■ Supplied information:
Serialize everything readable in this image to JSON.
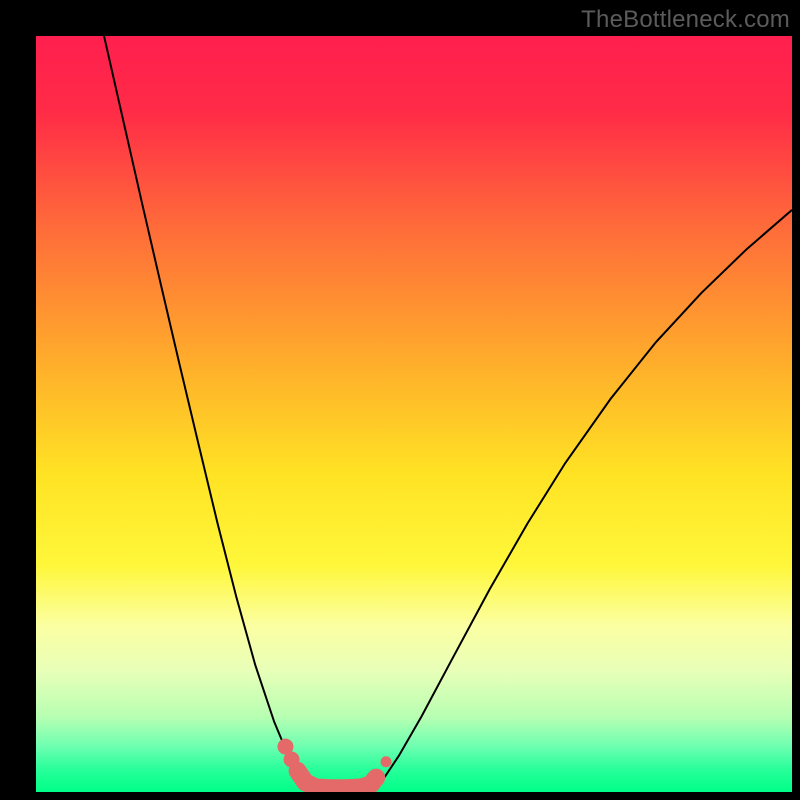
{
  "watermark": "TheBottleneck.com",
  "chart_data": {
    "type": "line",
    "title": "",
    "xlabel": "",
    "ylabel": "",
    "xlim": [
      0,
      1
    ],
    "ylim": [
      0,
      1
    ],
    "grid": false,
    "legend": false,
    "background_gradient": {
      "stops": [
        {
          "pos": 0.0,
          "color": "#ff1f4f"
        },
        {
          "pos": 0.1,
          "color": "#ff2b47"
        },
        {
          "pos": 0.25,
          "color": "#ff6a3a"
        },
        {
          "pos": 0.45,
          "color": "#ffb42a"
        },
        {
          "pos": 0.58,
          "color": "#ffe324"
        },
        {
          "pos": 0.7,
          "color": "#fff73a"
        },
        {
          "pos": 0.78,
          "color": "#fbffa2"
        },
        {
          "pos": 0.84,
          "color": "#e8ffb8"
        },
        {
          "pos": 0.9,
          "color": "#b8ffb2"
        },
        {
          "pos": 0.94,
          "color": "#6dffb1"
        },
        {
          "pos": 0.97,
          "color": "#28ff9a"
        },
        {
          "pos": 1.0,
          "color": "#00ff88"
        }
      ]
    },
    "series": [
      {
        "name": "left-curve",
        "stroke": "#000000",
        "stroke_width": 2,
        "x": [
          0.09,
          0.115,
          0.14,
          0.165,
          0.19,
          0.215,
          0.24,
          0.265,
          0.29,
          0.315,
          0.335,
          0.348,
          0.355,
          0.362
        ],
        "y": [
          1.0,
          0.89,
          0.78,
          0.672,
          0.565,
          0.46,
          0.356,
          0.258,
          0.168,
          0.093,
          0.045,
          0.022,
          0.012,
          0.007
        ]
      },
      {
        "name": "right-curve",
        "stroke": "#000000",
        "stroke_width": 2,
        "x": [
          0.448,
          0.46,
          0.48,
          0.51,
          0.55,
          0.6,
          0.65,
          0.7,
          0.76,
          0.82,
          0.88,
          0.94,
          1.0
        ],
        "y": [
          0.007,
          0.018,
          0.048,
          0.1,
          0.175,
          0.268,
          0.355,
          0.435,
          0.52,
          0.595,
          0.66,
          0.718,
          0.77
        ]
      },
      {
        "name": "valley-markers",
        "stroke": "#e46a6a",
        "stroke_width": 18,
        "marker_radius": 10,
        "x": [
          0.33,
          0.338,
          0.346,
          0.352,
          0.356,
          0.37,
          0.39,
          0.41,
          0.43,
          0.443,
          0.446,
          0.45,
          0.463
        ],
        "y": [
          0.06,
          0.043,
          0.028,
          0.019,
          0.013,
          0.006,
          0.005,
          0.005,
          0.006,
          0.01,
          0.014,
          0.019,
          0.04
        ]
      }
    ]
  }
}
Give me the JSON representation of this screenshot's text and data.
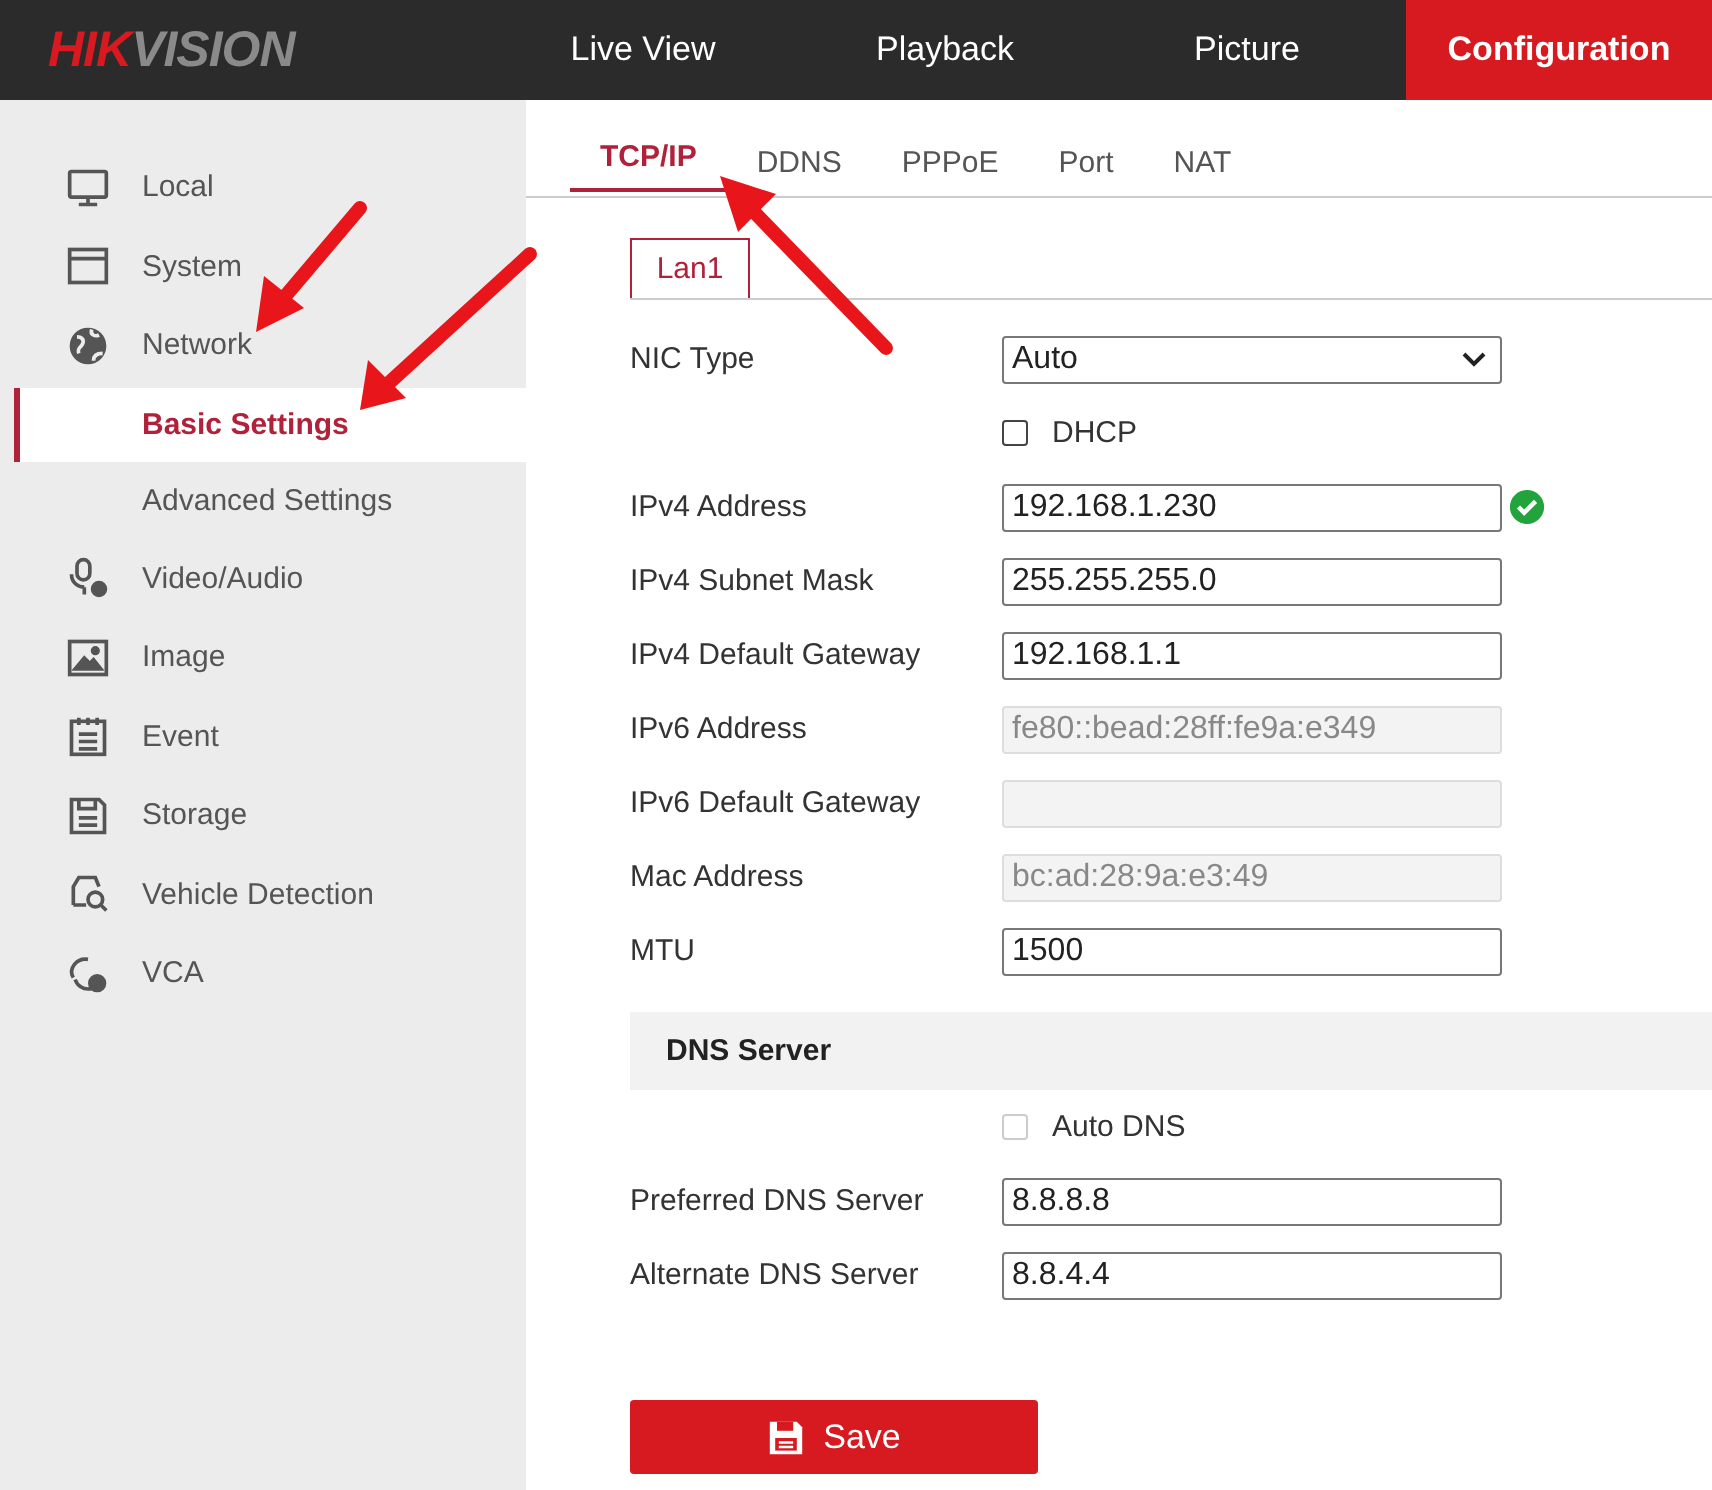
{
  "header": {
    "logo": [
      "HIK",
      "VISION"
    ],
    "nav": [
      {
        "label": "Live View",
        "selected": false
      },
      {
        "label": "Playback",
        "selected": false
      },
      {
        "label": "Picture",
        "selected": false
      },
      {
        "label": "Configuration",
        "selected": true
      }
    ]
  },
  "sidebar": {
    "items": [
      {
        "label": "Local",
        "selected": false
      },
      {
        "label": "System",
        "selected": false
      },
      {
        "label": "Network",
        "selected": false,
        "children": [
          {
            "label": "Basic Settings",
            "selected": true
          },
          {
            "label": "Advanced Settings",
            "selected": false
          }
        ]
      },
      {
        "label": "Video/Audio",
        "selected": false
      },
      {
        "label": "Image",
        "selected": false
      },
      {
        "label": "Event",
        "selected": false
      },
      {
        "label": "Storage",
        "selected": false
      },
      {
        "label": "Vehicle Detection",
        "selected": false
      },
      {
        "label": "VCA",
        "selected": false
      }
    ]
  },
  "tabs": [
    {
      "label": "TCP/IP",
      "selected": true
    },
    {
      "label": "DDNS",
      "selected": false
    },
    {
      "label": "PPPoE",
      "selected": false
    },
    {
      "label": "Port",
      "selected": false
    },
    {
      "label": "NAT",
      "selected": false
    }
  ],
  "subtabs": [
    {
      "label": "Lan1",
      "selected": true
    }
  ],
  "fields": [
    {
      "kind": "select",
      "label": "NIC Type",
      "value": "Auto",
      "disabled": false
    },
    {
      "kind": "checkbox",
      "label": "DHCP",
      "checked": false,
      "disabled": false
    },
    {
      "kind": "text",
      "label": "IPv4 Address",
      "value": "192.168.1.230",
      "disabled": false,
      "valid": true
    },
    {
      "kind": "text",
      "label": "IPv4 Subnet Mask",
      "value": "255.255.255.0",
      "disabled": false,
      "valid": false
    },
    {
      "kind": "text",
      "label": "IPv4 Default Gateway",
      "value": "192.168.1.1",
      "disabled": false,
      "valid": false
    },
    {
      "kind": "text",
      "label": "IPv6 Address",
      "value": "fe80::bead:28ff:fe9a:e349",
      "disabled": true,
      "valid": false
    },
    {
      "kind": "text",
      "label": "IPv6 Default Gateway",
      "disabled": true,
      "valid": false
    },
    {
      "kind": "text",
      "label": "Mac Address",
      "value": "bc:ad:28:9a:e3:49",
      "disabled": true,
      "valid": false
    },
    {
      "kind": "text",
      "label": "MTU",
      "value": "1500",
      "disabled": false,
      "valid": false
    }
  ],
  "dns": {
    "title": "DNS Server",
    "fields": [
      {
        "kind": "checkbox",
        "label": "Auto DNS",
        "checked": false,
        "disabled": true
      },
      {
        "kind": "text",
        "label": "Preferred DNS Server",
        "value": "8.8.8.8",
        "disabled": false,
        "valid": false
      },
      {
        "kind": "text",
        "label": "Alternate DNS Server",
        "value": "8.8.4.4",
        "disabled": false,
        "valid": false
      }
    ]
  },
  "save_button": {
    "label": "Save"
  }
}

■ What is required: Retype the entries word for word. Omit any images.

■ Solution:
Serialize everything readable in this image to JSON.
{
  "watermark": "TheBottleneck.com",
  "chart_data": {
    "type": "line",
    "title": "",
    "xlabel": "",
    "ylabel": "",
    "xlim": [
      0,
      1
    ],
    "ylim": [
      0,
      1
    ],
    "grid": false,
    "legend": false,
    "background_gradient": {
      "stops": [
        {
          "pos": 0.0,
          "color": "#ff1f4f"
        },
        {
          "pos": 0.1,
          "color": "#ff2b47"
        },
        {
          "pos": 0.25,
          "color": "#ff6a3a"
        },
        {
          "pos": 0.45,
          "color": "#ffb42a"
        },
        {
          "pos": 0.58,
          "color": "#ffe324"
        },
        {
          "pos": 0.7,
          "color": "#fff73a"
        },
        {
          "pos": 0.78,
          "color": "#fbffa2"
        },
        {
          "pos": 0.84,
          "color": "#e8ffb8"
        },
        {
          "pos": 0.9,
          "color": "#b8ffb2"
        },
        {
          "pos": 0.94,
          "color": "#6dffb1"
        },
        {
          "pos": 0.97,
          "color": "#28ff9a"
        },
        {
          "pos": 1.0,
          "color": "#00ff88"
        }
      ]
    },
    "series": [
      {
        "name": "left-curve",
        "stroke": "#000000",
        "stroke_width": 2,
        "x": [
          0.09,
          0.115,
          0.14,
          0.165,
          0.19,
          0.215,
          0.24,
          0.265,
          0.29,
          0.315,
          0.335,
          0.348,
          0.355,
          0.362
        ],
        "y": [
          1.0,
          0.89,
          0.78,
          0.672,
          0.565,
          0.46,
          0.356,
          0.258,
          0.168,
          0.093,
          0.045,
          0.022,
          0.012,
          0.007
        ]
      },
      {
        "name": "right-curve",
        "stroke": "#000000",
        "stroke_width": 2,
        "x": [
          0.448,
          0.46,
          0.48,
          0.51,
          0.55,
          0.6,
          0.65,
          0.7,
          0.76,
          0.82,
          0.88,
          0.94,
          1.0
        ],
        "y": [
          0.007,
          0.018,
          0.048,
          0.1,
          0.175,
          0.268,
          0.355,
          0.435,
          0.52,
          0.595,
          0.66,
          0.718,
          0.77
        ]
      },
      {
        "name": "valley-markers",
        "stroke": "#e46a6a",
        "stroke_width": 18,
        "marker_radius": 10,
        "x": [
          0.33,
          0.338,
          0.346,
          0.352,
          0.356,
          0.37,
          0.39,
          0.41,
          0.43,
          0.443,
          0.446,
          0.45,
          0.463
        ],
        "y": [
          0.06,
          0.043,
          0.028,
          0.019,
          0.013,
          0.006,
          0.005,
          0.005,
          0.006,
          0.01,
          0.014,
          0.019,
          0.04
        ]
      }
    ]
  }
}
Give me the JSON representation of this screenshot's text and data.
{
  "header": {
    "logo": [
      "HIK",
      "VISION"
    ],
    "nav": [
      {
        "label": "Live View",
        "selected": false
      },
      {
        "label": "Playback",
        "selected": false
      },
      {
        "label": "Picture",
        "selected": false
      },
      {
        "label": "Configuration",
        "selected": true
      }
    ]
  },
  "sidebar": {
    "items": [
      {
        "label": "Local",
        "selected": false
      },
      {
        "label": "System",
        "selected": false
      },
      {
        "label": "Network",
        "selected": false,
        "children": [
          {
            "label": "Basic Settings",
            "selected": true
          },
          {
            "label": "Advanced Settings",
            "selected": false
          }
        ]
      },
      {
        "label": "Video/Audio",
        "selected": false
      },
      {
        "label": "Image",
        "selected": false
      },
      {
        "label": "Event",
        "selected": false
      },
      {
        "label": "Storage",
        "selected": false
      },
      {
        "label": "Vehicle Detection",
        "selected": false
      },
      {
        "label": "VCA",
        "selected": false
      }
    ]
  },
  "tabs": [
    {
      "label": "TCP/IP",
      "selected": true
    },
    {
      "label": "DDNS",
      "selected": false
    },
    {
      "label": "PPPoE",
      "selected": false
    },
    {
      "label": "Port",
      "selected": false
    },
    {
      "label": "NAT",
      "selected": false
    }
  ],
  "subtabs": [
    {
      "label": "Lan1",
      "selected": true
    }
  ],
  "fields": [
    {
      "kind": "select",
      "label": "NIC Type",
      "value": "Auto",
      "disabled": false
    },
    {
      "kind": "checkbox",
      "label": "DHCP",
      "checked": false,
      "disabled": false
    },
    {
      "kind": "text",
      "label": "IPv4 Address",
      "value": "192.168.1.230",
      "disabled": false,
      "valid": true
    },
    {
      "kind": "text",
      "label": "IPv4 Subnet Mask",
      "value": "255.255.255.0",
      "disabled": false,
      "valid": false
    },
    {
      "kind": "text",
      "label": "IPv4 Default Gateway",
      "value": "192.168.1.1",
      "disabled": false,
      "valid": false
    },
    {
      "kind": "text",
      "label": "IPv6 Address",
      "value": "fe80::bead:28ff:fe9a:e349",
      "disabled": true,
      "valid": false
    },
    {
      "kind": "text",
      "label": "IPv6 Default Gateway",
      "disabled": true,
      "valid": false
    },
    {
      "kind": "text",
      "label": "Mac Address",
      "value": "bc:ad:28:9a:e3:49",
      "disabled": true,
      "valid": false
    },
    {
      "kind": "text",
      "label": "MTU",
      "value": "1500",
      "disabled": false,
      "valid": false
    }
  ],
  "dns": {
    "title": "DNS Server",
    "fields": [
      {
        "kind": "checkbox",
        "label": "Auto DNS",
        "checked": false,
        "disabled": true
      },
      {
        "kind": "text",
        "label": "Preferred DNS Server",
        "value": "8.8.8.8",
        "disabled": false,
        "valid": false
      },
      {
        "kind": "text",
        "label": "Alternate DNS Server",
        "value": "8.8.4.4",
        "disabled": false,
        "valid": false
      }
    ]
  },
  "save_button": {
    "label": "Save"
  }
}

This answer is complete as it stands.